** Opening Study material block **
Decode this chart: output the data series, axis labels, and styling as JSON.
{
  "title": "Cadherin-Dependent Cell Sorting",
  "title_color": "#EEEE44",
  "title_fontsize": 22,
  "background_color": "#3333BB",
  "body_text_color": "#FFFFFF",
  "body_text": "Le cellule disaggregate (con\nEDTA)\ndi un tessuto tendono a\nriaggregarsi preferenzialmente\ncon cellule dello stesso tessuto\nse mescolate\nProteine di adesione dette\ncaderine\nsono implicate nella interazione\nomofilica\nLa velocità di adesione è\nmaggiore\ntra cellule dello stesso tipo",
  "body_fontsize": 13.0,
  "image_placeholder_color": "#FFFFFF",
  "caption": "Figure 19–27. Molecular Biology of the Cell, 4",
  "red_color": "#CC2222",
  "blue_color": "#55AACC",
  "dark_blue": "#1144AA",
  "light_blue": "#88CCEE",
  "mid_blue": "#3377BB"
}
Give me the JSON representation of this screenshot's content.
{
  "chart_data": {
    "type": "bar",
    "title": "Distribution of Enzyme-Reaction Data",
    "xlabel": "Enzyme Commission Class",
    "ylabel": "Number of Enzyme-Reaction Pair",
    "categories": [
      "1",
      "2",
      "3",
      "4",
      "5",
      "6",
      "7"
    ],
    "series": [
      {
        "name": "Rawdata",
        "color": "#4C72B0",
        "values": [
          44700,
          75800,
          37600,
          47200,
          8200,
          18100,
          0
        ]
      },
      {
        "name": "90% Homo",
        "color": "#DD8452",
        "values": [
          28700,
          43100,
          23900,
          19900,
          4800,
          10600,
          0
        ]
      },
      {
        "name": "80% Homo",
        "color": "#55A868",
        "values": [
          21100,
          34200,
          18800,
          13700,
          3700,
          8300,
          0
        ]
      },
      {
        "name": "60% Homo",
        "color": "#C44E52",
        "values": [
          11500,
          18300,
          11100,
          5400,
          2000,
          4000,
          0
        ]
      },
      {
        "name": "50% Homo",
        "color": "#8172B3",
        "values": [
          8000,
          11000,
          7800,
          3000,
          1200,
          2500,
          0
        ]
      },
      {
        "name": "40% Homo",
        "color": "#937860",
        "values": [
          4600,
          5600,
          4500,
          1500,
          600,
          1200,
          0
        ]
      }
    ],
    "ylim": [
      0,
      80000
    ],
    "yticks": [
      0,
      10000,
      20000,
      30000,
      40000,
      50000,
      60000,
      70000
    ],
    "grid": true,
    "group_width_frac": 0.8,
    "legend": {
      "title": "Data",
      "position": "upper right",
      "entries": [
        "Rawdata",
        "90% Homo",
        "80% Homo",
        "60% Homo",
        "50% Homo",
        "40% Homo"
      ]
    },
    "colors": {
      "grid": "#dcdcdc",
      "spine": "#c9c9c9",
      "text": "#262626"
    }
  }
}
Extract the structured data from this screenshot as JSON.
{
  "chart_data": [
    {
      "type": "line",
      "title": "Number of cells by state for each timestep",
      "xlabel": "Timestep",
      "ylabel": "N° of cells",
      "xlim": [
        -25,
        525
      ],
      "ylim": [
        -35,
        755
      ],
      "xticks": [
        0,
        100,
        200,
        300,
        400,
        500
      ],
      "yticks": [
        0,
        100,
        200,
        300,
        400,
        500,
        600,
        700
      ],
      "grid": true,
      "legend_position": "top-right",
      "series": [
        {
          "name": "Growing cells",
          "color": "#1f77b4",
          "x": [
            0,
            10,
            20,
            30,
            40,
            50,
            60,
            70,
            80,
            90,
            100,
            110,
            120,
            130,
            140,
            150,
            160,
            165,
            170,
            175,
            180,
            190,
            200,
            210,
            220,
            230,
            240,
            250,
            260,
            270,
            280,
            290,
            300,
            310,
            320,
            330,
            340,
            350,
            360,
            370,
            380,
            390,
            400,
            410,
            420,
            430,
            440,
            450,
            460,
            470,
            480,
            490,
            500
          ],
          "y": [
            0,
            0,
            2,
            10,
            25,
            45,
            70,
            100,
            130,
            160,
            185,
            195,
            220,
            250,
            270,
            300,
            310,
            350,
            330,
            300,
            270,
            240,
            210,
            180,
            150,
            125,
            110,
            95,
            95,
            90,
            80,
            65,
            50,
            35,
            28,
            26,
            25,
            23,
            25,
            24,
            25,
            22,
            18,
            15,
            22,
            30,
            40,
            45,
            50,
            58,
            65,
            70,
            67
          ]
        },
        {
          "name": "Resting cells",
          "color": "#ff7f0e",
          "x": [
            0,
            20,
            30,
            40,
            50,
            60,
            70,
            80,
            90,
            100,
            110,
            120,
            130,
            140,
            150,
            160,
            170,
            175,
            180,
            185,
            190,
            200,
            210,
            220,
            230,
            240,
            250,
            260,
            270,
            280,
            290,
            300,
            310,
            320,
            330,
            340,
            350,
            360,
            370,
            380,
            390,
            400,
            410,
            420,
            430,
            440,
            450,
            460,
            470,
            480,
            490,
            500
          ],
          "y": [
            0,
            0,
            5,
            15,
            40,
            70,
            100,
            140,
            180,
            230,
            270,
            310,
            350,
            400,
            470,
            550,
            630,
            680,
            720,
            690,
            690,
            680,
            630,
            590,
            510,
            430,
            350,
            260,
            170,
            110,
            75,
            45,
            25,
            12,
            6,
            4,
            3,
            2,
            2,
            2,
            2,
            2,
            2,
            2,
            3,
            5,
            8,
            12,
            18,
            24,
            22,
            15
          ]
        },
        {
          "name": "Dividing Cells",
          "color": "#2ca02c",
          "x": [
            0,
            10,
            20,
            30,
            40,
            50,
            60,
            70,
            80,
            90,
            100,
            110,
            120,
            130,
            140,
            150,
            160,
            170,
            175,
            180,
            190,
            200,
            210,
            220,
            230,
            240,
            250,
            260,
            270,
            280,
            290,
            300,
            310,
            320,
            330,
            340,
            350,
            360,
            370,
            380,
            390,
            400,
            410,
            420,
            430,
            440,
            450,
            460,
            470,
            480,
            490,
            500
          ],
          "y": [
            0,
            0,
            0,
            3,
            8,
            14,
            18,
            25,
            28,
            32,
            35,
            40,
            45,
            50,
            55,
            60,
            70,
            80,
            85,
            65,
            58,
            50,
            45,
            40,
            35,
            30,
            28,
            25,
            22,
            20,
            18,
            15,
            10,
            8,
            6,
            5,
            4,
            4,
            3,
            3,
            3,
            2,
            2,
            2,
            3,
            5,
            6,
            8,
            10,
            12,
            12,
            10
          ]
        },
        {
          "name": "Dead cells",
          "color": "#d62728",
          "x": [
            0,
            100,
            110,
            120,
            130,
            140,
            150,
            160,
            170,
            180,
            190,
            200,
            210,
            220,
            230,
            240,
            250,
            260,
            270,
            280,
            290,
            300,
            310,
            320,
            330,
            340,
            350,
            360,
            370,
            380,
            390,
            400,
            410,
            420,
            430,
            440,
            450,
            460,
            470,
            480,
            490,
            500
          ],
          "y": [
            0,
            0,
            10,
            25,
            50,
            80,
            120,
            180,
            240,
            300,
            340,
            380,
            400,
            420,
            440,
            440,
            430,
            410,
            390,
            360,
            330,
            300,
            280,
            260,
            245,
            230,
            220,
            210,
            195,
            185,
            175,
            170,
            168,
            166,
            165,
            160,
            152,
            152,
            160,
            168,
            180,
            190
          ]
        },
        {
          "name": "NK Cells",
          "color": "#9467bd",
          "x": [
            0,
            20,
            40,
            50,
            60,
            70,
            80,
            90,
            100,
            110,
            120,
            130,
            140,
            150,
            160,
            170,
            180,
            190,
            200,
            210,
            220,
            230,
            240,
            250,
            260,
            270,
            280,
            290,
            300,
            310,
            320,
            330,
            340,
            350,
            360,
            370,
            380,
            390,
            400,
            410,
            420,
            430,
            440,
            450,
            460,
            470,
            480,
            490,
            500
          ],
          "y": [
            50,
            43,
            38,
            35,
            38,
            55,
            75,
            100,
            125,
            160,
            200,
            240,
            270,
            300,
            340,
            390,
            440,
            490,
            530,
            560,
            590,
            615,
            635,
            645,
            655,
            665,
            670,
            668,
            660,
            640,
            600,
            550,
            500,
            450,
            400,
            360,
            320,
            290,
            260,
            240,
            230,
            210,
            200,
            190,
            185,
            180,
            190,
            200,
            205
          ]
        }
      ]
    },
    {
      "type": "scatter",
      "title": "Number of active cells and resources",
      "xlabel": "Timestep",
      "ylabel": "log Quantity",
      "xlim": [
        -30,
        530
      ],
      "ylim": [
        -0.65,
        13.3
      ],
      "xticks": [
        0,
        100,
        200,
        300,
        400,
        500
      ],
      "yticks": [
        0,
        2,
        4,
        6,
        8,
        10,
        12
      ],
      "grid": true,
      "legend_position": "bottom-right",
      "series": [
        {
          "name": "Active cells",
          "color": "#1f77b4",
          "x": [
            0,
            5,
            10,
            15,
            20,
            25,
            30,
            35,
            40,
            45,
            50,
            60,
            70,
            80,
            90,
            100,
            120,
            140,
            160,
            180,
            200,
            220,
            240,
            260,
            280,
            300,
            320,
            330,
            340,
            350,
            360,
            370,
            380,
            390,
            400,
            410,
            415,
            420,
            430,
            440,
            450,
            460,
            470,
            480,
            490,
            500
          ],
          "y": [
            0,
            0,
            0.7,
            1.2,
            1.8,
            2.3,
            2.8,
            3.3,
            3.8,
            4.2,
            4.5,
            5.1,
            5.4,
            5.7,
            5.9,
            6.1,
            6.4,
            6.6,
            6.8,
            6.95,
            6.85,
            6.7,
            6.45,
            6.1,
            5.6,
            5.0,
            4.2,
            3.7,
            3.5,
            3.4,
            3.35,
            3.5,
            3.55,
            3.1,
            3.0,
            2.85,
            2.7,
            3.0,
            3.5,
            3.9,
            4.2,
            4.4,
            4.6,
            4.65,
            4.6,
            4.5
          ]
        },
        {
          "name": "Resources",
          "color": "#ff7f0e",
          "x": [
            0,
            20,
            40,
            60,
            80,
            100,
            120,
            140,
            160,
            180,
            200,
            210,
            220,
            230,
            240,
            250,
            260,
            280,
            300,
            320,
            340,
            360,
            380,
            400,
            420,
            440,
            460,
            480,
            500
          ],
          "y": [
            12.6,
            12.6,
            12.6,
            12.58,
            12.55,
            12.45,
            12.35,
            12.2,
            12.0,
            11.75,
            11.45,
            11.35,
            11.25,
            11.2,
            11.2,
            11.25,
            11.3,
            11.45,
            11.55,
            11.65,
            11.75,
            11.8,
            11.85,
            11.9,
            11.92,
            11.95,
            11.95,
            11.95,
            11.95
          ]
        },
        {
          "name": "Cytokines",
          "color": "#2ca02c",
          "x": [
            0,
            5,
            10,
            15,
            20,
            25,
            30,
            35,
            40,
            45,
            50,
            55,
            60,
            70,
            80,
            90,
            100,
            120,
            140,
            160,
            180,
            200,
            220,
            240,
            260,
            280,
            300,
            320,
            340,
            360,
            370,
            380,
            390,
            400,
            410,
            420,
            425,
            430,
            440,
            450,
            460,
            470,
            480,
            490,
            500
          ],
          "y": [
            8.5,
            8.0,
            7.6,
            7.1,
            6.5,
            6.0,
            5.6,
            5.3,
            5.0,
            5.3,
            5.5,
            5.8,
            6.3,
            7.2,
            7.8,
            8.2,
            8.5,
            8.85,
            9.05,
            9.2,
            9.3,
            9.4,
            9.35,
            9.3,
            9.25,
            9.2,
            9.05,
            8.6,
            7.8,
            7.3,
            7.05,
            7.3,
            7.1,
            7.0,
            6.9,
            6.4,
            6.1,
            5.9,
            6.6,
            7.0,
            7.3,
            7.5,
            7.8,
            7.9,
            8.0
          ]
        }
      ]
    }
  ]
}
** Closing Study material block **
→ Activity: Scan the data above; copy every line where "Reaction" appears.

→ Response:
    "title": "Distribution of Enzyme-Reaction Data",
    "ylabel": "Number of Enzyme-Reaction Pair",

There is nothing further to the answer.